▶ [TEXT EXTRACT]
Forgiveness

Many people struggle for years with the emotional pain and depression that goes with an unforgiven sin against them, because they do not understand forgiveness. Forgiveness is not a matter of forgetting about it. What is forgiveness? Why forgive? How can I forgive someone who has wronged me?

What is forgiveness?

Why Forgive?

How can I forgive someone who has wronged me?

 

What is Forgiveness

Webster defines “forgive:” (1) a: to give up resentment of or claim to requital for b. To grant relief from payment of (2) to cease to feel resentment against (an offender): pardon.

For many people, forgiveness is an intellectual thing they do in their heads. Someone has done something that is not right. It is an injustice, or a sin against them. So they attempt to “forgive” by trying to forget about it or minimizing it. But many times that just doesn’t work. In talking to them, it is clear what the problem is. “That just was not right. It was an injustice. It was wrong.” There is a wrong that wasn’t made right. It is like an outstanding debt.

Forgiveness is not a matter of forgetting about it; nor is it minimizing a sin against us. Rather, forgiveness is accepting on our own account the full cost of another’s sin against us.

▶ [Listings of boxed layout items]
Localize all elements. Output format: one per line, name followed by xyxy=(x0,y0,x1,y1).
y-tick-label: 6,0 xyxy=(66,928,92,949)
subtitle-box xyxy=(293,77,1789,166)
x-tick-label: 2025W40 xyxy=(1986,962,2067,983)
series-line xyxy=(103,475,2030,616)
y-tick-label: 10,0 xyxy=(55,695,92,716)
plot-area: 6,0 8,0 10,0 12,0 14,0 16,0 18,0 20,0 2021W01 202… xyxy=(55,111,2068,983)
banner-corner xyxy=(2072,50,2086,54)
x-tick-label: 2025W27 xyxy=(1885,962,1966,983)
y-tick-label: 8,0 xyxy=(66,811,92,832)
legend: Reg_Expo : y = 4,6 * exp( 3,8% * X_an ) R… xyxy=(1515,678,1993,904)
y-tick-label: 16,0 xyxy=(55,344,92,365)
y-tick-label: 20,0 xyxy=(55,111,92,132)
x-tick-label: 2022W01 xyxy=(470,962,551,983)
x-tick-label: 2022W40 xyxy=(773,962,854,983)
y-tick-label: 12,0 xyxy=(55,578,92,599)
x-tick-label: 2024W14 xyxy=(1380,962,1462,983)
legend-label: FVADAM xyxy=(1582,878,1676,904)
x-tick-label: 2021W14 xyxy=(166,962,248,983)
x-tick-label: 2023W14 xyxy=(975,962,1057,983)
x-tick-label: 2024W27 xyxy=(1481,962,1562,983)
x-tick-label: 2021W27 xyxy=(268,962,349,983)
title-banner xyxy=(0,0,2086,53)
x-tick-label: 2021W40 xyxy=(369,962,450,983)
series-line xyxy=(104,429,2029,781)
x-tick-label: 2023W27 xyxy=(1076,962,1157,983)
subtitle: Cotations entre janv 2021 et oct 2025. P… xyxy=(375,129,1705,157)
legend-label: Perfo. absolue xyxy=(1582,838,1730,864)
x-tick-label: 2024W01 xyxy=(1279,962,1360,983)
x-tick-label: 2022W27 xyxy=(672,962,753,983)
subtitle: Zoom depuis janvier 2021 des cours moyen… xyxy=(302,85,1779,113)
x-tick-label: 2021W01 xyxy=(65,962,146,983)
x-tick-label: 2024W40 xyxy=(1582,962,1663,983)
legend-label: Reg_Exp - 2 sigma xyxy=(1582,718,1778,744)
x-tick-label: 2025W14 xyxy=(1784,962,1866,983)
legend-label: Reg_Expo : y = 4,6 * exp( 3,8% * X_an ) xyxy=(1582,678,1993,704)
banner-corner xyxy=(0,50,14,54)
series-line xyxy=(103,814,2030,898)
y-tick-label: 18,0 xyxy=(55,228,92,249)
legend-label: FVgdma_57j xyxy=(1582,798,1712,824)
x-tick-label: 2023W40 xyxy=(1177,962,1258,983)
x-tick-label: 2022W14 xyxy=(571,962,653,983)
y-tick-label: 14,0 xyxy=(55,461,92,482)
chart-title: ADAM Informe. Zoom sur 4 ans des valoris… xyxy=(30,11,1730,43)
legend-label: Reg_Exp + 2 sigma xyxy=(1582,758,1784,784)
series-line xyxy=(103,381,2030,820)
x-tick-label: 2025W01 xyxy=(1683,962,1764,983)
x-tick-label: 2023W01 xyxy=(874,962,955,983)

▶ [INSTRUCTIONS FOR THE TASK] Repeat word for word the part of the forgiveness text starting with "Many people struggle" and going on through "forgive? How can I forgive someone who has wronged me?".

▶ [RIGHT ANSWER]
Many people struggle for years with the emotional pain and depression that goes with an unforgiven sin against them, because they do not understand forgiveness. Forgiveness is not a matter of forgetting about it. What is forgiveness? Why forgive? How can I forgive someone who has wronged me?